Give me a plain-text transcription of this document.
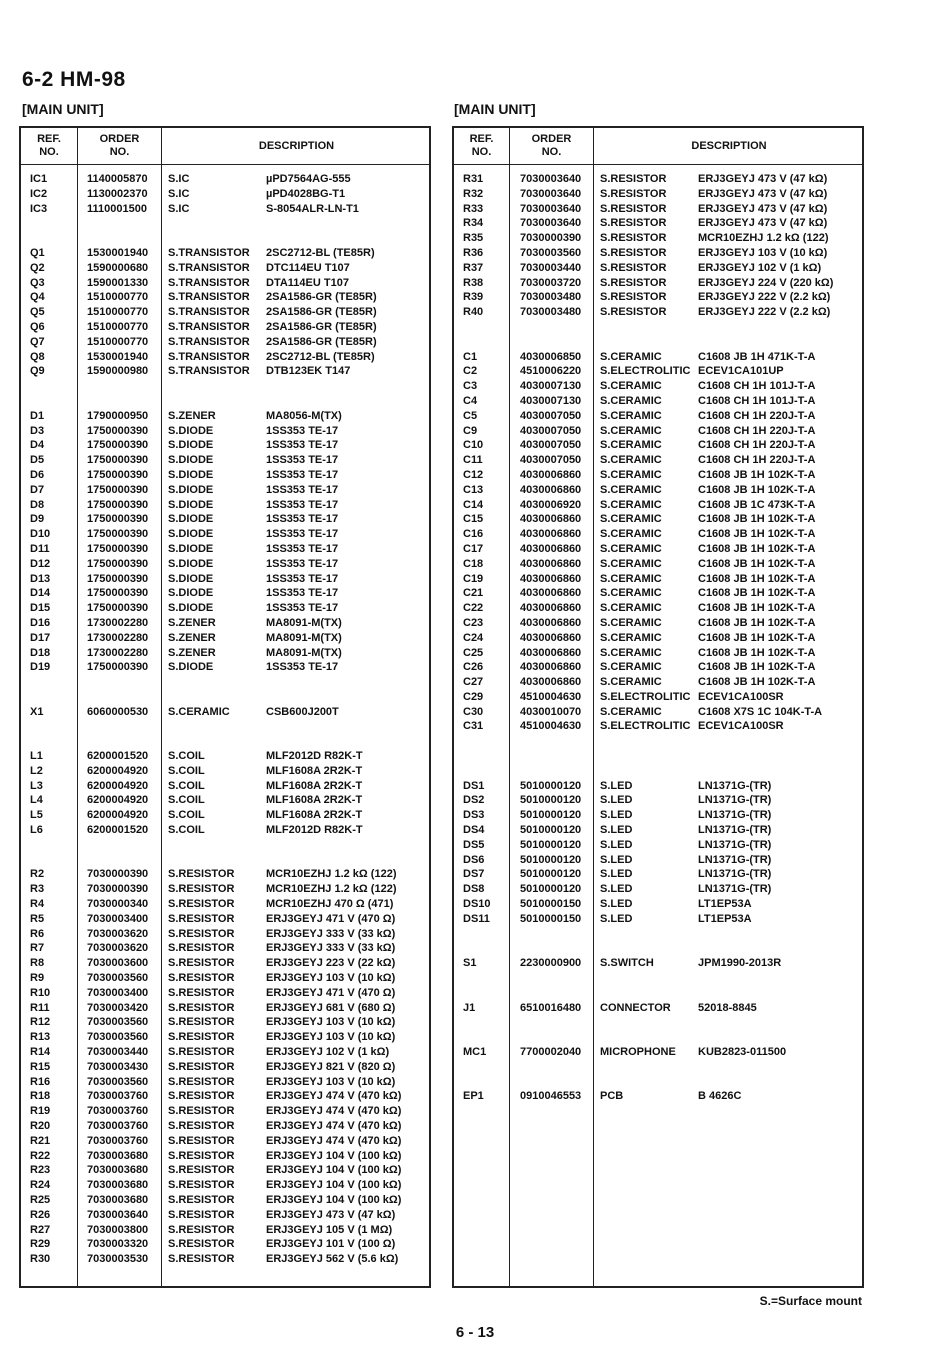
6-2 HM-98
[MAIN UNIT]	[MAIN UNIT]
REF.
NO.
ORDER
NO.
DESCRIPTION
IC1	1140005870 S.IC	µPD7564AG-555
IC2	1130002370 S.IC	µPD4028BG-T1
IC3	1110001500 S.IC	S-8054ALR-LN-T1
Q1	1530001940 S.TRANSISTOR 2SC2712-BL (TE85R)
Q2	1590000680 S.TRANSISTOR DTC114EU T107
Q3	1590001330 S.TRANSISTOR DTA114EU T107
Q4	1510000770 S.TRANSISTOR 2SA1586-GR (TE85R)
Q5	1510000770 S.TRANSISTOR 2SA1586-GR (TE85R)
Q6	1510000770 S.TRANSISTOR 2SA1586-GR (TE85R)
Q7	1510000770 S.TRANSISTOR 2SA1586-GR (TE85R)
Q8	1530001940 S.TRANSISTOR 2SC2712-BL (TE85R)
Q9	1590000980 S.TRANSISTOR DTB123EK T147
D1	1790000950 S.ZENER	MA8056-M(TX)
D3	1750000390 S.DIODE	1SS353 TE-17
D4	1750000390 S.DIODE	1SS353 TE-17
D5	1750000390 S.DIODE	1SS353 TE-17
D6	1750000390 S.DIODE	1SS353 TE-17
D7	1750000390 S.DIODE	1SS353 TE-17
D8	1750000390 S.DIODE	1SS353 TE-17
D9	1750000390 S.DIODE	1SS353 TE-17
D10	1750000390 S.DIODE	1SS353 TE-17
D11	1750000390 S.DIODE	1SS353 TE-17
D12	1750000390 S.DIODE	1SS353 TE-17
D13	1750000390 S.DIODE	1SS353 TE-17
D14	1750000390 S.DIODE	1SS353 TE-17
D15	1750000390 S.DIODE	1SS353 TE-17
D16	1730002280 S.ZENER	MA8091-M(TX)
D17	1730002280 S.ZENER	MA8091-M(TX)
D18	1730002280 S.ZENER	MA8091-M(TX)
D19	1750000390 S.DIODE	1SS353 TE-17
X1	6060000530 S.CERAMIC	CSB600J200T
L1	6200001520 S.COIL	MLF2012D R82K-T
L2	6200004920 S.COIL	MLF1608A 2R2K-T
L3	6200004920 S.COIL	MLF1608A 2R2K-T
L4	6200004920 S.COIL	MLF1608A 2R2K-T
L5	6200004920 S.COIL	MLF1608A 2R2K-T
L6	6200001520 S.COIL	MLF2012D R82K-T
R2	7030000390 S.RESISTOR	MCR10EZHJ 1.2 kΩ (122)
R3	7030000390 S.RESISTOR	MCR10EZHJ 1.2 kΩ (122)
R4	7030000340 S.RESISTOR	MCR10EZHJ 470 Ω (471)
R5	7030003400 S.RESISTOR	ERJ3GEYJ 471 V (470 Ω)
R6	7030003620 S.RESISTOR	ERJ3GEYJ 333 V (33 kΩ)
R7	7030003620 S.RESISTOR	ERJ3GEYJ 333 V (33 kΩ)
R8	7030003600 S.RESISTOR	ERJ3GEYJ 223 V (22 kΩ)
R9	7030003560 S.RESISTOR	ERJ3GEYJ 103 V (10 kΩ)
R10	7030003400 S.RESISTOR	ERJ3GEYJ 471 V (470 Ω)
R11	7030003420 S.RESISTOR	ERJ3GEYJ 681 V (680 Ω)
R12	7030003560 S.RESISTOR	ERJ3GEYJ 103 V (10 kΩ)
R13	7030003560 S.RESISTOR	ERJ3GEYJ 103 V (10 kΩ)
R14	7030003440 S.RESISTOR	ERJ3GEYJ 102 V (1 kΩ)
R15	7030003430 S.RESISTOR	ERJ3GEYJ 821 V (820 Ω)
R16	7030003560 S.RESISTOR	ERJ3GEYJ 103 V (10 kΩ)
R18	7030003760 S.RESISTOR	ERJ3GEYJ 474 V (470 kΩ)
R19	7030003760 S.RESISTOR	ERJ3GEYJ 474 V (470 kΩ)
R20	7030003760 S.RESISTOR	ERJ3GEYJ 474 V (470 kΩ)
R21	7030003760 S.RESISTOR	ERJ3GEYJ 474 V (470 kΩ)
R22	7030003680 S.RESISTOR	ERJ3GEYJ 104 V (100 kΩ)
R23	7030003680 S.RESISTOR	ERJ3GEYJ 104 V (100 kΩ)
R24	7030003680 S.RESISTOR	ERJ3GEYJ 104 V (100 kΩ)
R25	7030003680 S.RESISTOR	ERJ3GEYJ 104 V (100 kΩ)
R26	7030003640 S.RESISTOR	ERJ3GEYJ 473 V (47 kΩ)
R27	7030003800 S.RESISTOR	ERJ3GEYJ 105 V (1 MΩ)
R29	7030003320 S.RESISTOR	ERJ3GEYJ 101 V (100 Ω)
R30	7030003530 S.RESISTOR	ERJ3GEYJ 562 V (5.6 kΩ)
REF.
NO.
ORDER
NO.
DESCRIPTION
R31	7030003640 S.RESISTOR	ERJ3GEYJ 473 V (47 kΩ)
R32	7030003640 S.RESISTOR	ERJ3GEYJ 473 V (47 kΩ)
R33	7030003640 S.RESISTOR	ERJ3GEYJ 473 V (47 kΩ)
R34	7030003640 S.RESISTOR	ERJ3GEYJ 473 V (47 kΩ)
R35	7030000390 S.RESISTOR	MCR10EZHJ 1.2 kΩ (122)
R36	7030003560 S.RESISTOR	ERJ3GEYJ 103 V (10 kΩ)
R37	7030003440 S.RESISTOR	ERJ3GEYJ 102 V (1 kΩ)
R38	7030003720 S.RESISTOR	ERJ3GEYJ 224 V (220 kΩ)
R39	7030003480 S.RESISTOR	ERJ3GEYJ 222 V (2.2 kΩ)
R40	7030003480 S.RESISTOR	ERJ3GEYJ 222 V (2.2 kΩ)
C1	4030006850 S.CERAMIC	C1608 JB 1H 471K-T-A
C2	4510006220 S.ELECTROLITIC ECEV1CA101UP
C3	4030007130 S.CERAMIC	C1608 CH 1H 101J-T-A
C4	4030007130 S.CERAMIC	C1608 CH 1H 101J-T-A
C5	4030007050 S.CERAMIC	C1608 CH 1H 220J-T-A
C9	4030007050 S.CERAMIC	C1608 CH 1H 220J-T-A
C10	4030007050 S.CERAMIC	C1608 CH 1H 220J-T-A
C11	4030007050 S.CERAMIC	C1608 CH 1H 220J-T-A
C12	4030006860 S.CERAMIC	C1608 JB 1H 102K-T-A
C13	4030006860 S.CERAMIC	C1608 JB 1H 102K-T-A
C14	4030006920 S.CERAMIC	C1608 JB 1C 473K-T-A
C15	4030006860 S.CERAMIC	C1608 JB 1H 102K-T-A
C16	4030006860 S.CERAMIC	C1608 JB 1H 102K-T-A
C17	4030006860 S.CERAMIC	C1608 JB 1H 102K-T-A
C18	4030006860 S.CERAMIC	C1608 JB 1H 102K-T-A
C19	4030006860 S.CERAMIC	C1608 JB 1H 102K-T-A
C21	4030006860 S.CERAMIC	C1608 JB 1H 102K-T-A
C22	4030006860 S.CERAMIC	C1608 JB 1H 102K-T-A
C23	4030006860 S.CERAMIC	C1608 JB 1H 102K-T-A
C24	4030006860 S.CERAMIC	C1608 JB 1H 102K-T-A
C25	4030006860 S.CERAMIC	C1608 JB 1H 102K-T-A
C26	4030006860 S.CERAMIC	C1608 JB 1H 102K-T-A
C27	4030006860 S.CERAMIC	C1608 JB 1H 102K-T-A
C29	4510004630 S.ELECTROLITIC ECEV1CA100SR
C30	4030010070 S.CERAMIC	C1608 X7S 1C 104K-T-A
C31	4510004630 S.ELECTROLITIC ECEV1CA100SR
DS1	5010000120 S.LED	LN1371G-(TR)
DS2	5010000120 S.LED	LN1371G-(TR)
DS3	5010000120 S.LED	LN1371G-(TR)
DS4	5010000120 S.LED	LN1371G-(TR)
DS5	5010000120 S.LED	LN1371G-(TR)
DS6	5010000120 S.LED	LN1371G-(TR)
DS7	5010000120 S.LED	LN1371G-(TR)
DS8	5010000120 S.LED	LN1371G-(TR)
DS10	5010000150 S.LED	LT1EP53A
DS11	5010000150 S.LED	LT1EP53A
S1	2230000900 S.SWITCH	JPM1990-2013R
J1	6510016480 CONNECTOR 52018-8845
MC1	7700002040 MICROPHONE KUB2823-011500
EP1	0910046553 PCB	B 4626C
S.=Surface mount
6 - 13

* _EXERCISE BRIEF_:
Select all lines with the word "ELECTROLITIC" from the entries above.

* _RESPONSE TO THIS TASK_:
C2	4510006220 S.ELECTROLITIC ECEV1CA101UP
C29	4510004630 S.ELECTROLITIC ECEV1CA100SR
C31	4510004630 S.ELECTROLITIC ECEV1CA100SR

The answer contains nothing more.